_Text_:
※ ※ ※

I'm interested to know where all the ladies who find "Animal caring" men attractive are. I always think I'm doing well until i mention my various pets, they look at me like I've just sprouted a second nose...

Maybe there should be a dating section on this forum :thumbup:

OT: I don't think I'd make any rash decision's, a good stern talking to should be on the cards though!


----------



## penguin (Jan 2, 2013)

I had a boyfriend who had a dog, I got rid of him and kept the dog


----------



## Galadriel17 (Jan 22, 2012)

Another one who'd get rid of the boyfriend over the dog!!


----------



## doggilover (May 29, 2013)

love that comment, sounds the best thing to do in my opinion too.


----------



## jonb (Nov 15, 2012)

shame for poor Ben
if me and my other half fell out over what the dogs or cats had done we`d be rowwing all the time:biggrin5:
Meg is always chewing something she shouldn`t
Mollie is always being an ASBODOG
and the flipping cats keep bringing in animalswe have a live mouse living in the kitchen cos they didn`t kill it before they let it go


----------



## Supasilvfoxy (Apr 6, 2013)

※ ※ ※

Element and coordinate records
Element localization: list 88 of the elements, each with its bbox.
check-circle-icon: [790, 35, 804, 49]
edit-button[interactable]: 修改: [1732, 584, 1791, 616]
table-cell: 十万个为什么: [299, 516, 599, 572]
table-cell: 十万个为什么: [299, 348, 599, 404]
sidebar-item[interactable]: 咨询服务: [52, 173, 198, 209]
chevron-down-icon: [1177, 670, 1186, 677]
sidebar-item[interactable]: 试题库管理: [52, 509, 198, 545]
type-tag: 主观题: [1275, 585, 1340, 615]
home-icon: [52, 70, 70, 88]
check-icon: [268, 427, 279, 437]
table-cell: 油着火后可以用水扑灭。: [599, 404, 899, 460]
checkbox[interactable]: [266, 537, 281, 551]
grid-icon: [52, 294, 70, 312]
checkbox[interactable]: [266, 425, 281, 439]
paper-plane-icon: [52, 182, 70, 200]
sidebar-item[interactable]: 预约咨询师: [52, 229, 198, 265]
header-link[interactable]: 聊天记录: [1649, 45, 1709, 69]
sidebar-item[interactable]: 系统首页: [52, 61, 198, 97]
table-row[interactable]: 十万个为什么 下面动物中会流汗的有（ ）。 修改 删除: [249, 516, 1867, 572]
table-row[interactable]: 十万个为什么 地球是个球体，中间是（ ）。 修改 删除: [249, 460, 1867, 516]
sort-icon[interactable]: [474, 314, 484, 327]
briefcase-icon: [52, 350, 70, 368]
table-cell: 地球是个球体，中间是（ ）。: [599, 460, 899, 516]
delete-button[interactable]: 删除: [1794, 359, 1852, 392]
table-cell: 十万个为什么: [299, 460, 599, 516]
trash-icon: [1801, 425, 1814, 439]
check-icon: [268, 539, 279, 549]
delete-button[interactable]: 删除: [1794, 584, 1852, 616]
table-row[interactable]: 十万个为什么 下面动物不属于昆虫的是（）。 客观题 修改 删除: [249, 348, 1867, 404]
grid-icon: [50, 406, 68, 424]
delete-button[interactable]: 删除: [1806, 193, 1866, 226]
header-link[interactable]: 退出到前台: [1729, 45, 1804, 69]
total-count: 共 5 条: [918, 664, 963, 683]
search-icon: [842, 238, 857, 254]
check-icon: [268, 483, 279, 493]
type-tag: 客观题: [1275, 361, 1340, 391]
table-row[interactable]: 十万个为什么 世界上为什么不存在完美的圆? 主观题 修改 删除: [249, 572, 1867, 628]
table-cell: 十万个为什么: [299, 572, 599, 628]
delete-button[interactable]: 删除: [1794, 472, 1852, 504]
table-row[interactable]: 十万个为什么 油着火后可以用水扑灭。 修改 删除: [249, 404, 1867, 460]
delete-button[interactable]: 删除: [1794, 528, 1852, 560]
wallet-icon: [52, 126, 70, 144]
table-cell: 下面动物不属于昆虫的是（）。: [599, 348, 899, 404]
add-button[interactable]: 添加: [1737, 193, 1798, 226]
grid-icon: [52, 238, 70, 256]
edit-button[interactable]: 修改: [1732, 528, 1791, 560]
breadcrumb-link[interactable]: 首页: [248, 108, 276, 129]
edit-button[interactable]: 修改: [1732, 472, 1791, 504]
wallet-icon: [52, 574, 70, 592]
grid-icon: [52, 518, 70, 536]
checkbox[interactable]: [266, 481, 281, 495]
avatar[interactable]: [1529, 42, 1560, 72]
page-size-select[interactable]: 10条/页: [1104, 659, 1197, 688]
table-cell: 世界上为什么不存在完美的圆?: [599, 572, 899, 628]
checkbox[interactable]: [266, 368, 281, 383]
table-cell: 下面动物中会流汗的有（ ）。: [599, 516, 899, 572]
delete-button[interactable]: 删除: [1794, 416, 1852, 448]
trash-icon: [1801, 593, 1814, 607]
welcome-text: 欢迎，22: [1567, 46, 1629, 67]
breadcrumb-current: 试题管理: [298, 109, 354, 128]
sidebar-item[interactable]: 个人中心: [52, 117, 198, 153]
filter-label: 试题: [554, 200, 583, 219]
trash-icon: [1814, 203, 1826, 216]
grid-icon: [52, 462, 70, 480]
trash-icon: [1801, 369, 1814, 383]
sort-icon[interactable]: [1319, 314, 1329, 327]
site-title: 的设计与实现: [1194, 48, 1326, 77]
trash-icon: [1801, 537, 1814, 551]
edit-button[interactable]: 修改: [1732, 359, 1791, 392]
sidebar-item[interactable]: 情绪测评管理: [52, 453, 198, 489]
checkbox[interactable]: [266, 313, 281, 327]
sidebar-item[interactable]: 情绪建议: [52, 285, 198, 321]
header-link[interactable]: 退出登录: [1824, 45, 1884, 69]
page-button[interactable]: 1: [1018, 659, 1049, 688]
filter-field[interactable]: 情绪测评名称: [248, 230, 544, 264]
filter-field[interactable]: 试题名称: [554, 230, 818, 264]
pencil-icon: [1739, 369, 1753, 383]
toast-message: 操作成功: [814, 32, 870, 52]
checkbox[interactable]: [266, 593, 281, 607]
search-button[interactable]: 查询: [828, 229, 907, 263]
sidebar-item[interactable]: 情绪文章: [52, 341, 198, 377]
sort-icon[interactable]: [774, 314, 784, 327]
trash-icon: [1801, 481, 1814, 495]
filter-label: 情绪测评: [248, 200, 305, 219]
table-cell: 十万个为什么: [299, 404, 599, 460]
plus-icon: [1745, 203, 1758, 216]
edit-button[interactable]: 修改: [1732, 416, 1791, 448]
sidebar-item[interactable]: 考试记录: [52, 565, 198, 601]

※ ※ ※

_Exercise instructions_:
a) Repeat the stretch of the forum thread on pets and partners from "Maybe there should" through "the cards though!".
b) Rewrite the paragraph of the forum thread on pets and partners that begins "I'm interested to know where all the ladies" as a short bulleted list that keeps its main points.
c) Answer these questions using the forum thread on pets and partners, one answer per line, marked to match.
(i) In penguin's post, what was gotten rid of, and what was kept?
(ii) According to jonb, what is Meg always doing?
(iii) What does jonb say is living in the kitchen?

_Outputs in order_:
a)
Maybe there should be a dating section on this forum :thumbup:

OT: I don't think I'd make any rash decision's, a good stern talking to should be on the cards though!

b)
- The writer wonders where the women who find "animal caring" men attractive are.
- Things seem to go well until the writer mentions having various pets.
- The women then look at the writer as if a second nose had sprouted.

c)
(i) The boyfriend was gotten rid of, and the dog was kept.
(ii) Chewing something she shouldn't.
(iii) A live mouse.